Task goal:
Scan the records below. List lines holding "Start".

Figure record extracts:
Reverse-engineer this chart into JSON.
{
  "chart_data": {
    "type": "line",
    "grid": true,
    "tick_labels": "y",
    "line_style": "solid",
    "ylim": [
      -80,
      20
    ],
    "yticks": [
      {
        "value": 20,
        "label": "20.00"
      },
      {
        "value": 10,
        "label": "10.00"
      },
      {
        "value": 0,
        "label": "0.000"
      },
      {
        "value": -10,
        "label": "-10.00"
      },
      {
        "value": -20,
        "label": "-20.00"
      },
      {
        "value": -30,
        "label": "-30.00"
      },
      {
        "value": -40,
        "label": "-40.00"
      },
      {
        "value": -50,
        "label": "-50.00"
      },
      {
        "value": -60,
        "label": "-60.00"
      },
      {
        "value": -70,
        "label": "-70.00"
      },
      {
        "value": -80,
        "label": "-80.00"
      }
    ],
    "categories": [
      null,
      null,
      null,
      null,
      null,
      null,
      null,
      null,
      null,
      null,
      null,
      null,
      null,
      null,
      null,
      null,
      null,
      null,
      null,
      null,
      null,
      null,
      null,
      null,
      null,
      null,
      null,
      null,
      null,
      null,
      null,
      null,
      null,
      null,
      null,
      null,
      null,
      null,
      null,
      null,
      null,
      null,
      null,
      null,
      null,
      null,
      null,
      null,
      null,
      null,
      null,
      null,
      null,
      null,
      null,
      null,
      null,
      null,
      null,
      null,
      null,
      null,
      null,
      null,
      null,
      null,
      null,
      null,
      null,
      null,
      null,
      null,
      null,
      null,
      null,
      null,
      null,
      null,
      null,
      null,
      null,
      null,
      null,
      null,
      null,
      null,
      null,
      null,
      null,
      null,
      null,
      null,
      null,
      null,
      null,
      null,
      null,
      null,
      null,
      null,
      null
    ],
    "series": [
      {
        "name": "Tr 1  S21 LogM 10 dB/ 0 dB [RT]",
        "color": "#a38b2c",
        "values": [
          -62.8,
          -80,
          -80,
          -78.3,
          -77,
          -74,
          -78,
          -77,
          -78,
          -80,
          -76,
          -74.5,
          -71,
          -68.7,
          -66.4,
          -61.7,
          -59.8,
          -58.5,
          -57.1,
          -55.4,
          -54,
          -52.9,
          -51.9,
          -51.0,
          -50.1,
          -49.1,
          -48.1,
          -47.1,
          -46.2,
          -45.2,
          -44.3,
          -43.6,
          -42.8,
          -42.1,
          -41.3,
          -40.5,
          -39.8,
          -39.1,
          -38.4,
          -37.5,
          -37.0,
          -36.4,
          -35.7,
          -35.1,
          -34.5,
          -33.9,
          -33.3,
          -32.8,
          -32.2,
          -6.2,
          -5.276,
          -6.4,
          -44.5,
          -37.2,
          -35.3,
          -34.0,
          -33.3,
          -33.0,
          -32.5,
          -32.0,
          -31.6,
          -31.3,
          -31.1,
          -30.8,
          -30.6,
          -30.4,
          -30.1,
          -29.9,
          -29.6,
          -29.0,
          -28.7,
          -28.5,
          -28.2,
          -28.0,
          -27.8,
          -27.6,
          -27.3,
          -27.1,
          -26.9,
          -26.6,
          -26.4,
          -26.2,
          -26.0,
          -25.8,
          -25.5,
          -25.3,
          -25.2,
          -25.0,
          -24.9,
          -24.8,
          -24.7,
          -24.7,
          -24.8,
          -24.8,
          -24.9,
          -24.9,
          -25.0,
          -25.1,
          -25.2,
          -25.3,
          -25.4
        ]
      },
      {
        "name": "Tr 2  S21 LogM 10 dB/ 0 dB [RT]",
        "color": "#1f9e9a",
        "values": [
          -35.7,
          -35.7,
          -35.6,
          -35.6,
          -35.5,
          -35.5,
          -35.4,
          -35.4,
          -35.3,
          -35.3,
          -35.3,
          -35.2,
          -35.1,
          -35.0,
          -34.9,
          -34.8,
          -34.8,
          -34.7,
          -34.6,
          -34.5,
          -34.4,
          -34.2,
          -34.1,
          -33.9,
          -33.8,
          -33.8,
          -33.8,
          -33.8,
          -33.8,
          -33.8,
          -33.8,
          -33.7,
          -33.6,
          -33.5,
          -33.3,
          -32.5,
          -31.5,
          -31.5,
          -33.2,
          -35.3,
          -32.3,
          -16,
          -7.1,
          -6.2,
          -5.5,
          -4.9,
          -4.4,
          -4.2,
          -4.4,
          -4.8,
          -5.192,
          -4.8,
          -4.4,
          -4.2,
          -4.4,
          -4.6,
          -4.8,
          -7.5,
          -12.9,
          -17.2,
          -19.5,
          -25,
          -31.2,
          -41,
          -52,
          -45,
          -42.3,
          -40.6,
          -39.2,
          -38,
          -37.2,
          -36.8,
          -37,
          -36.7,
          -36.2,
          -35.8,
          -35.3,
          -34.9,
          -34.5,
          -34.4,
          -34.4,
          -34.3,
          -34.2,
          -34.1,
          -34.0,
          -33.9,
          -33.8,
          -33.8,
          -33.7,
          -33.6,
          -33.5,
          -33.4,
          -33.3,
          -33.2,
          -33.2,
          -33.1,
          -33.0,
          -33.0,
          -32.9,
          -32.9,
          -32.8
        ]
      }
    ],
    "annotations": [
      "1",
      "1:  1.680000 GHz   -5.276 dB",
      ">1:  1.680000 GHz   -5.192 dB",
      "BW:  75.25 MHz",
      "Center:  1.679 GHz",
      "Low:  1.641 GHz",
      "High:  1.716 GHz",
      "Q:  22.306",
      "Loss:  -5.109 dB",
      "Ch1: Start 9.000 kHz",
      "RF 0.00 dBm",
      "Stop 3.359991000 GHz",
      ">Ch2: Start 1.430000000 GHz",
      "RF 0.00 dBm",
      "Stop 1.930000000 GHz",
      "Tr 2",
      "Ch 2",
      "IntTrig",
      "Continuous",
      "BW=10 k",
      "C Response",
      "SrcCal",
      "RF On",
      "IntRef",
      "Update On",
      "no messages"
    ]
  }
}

Task answer:
      "Ch1: Start 9.000 kHz",
      ">Ch2: Start 1.430000000 GHz",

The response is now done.